=== AIM ===
Where the data below has the string "text", return the whole line.

Stored entries
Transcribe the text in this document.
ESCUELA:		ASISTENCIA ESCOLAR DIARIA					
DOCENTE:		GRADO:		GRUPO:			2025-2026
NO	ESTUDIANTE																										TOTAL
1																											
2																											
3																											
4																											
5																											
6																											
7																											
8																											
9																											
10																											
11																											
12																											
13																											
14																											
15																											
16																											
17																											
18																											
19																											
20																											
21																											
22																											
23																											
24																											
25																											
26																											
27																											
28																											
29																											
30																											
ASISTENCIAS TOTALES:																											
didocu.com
* * *
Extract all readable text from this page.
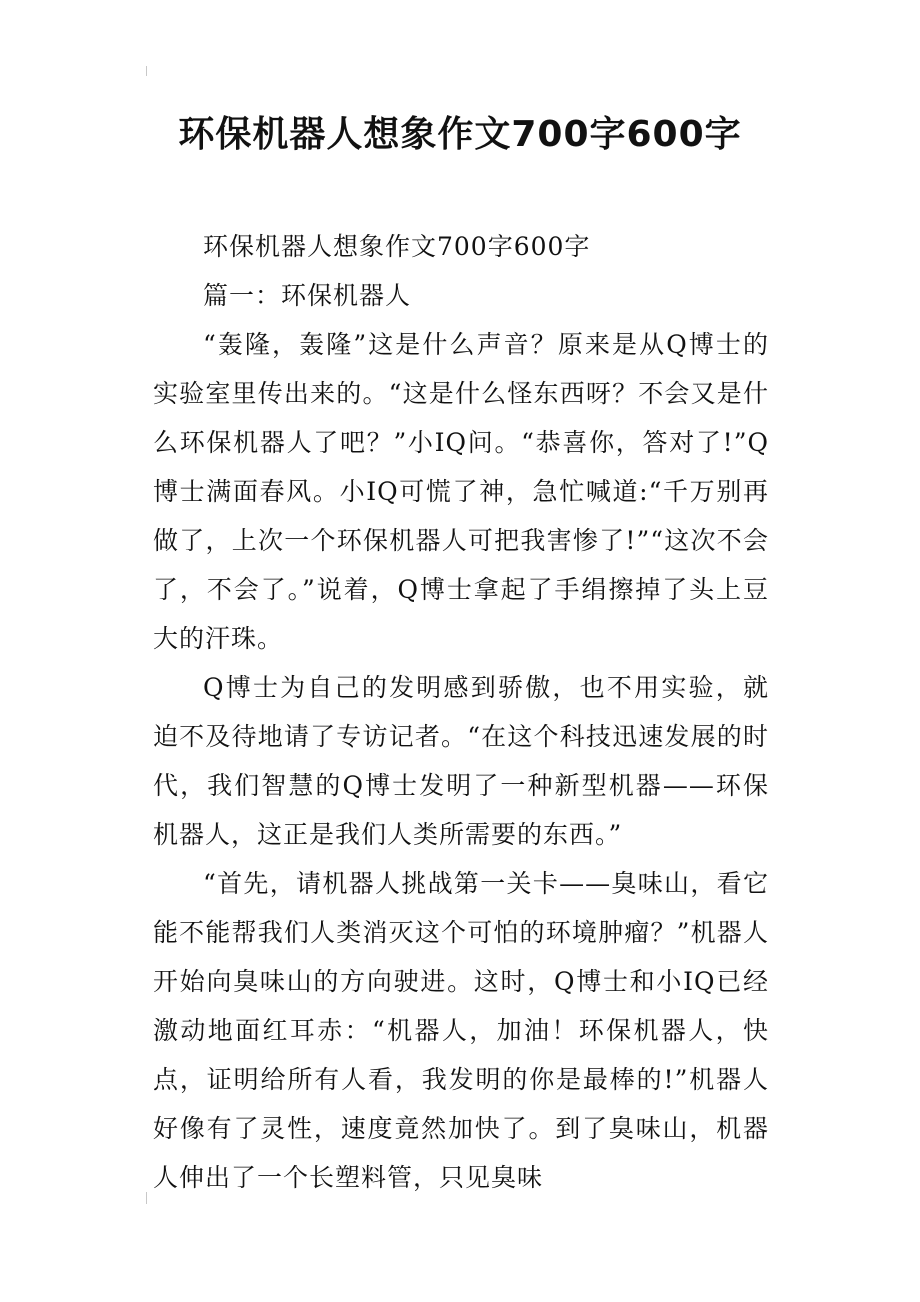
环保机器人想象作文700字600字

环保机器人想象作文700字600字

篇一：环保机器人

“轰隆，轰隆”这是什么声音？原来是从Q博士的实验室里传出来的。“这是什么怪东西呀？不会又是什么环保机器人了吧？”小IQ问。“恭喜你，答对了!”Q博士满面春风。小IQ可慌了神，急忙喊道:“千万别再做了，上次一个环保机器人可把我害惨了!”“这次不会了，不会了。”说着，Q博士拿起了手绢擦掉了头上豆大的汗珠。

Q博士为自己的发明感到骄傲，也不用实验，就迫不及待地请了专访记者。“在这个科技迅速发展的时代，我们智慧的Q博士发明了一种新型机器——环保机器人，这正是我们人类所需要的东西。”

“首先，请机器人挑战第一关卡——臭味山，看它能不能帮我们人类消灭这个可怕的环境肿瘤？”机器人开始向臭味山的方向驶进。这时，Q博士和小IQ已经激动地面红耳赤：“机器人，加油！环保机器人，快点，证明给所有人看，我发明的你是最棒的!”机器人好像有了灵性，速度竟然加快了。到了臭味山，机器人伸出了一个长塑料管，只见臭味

=== RESPONSE TO THIS TASK ===
Transcribe the text in this document.
Extract all readable text from this page.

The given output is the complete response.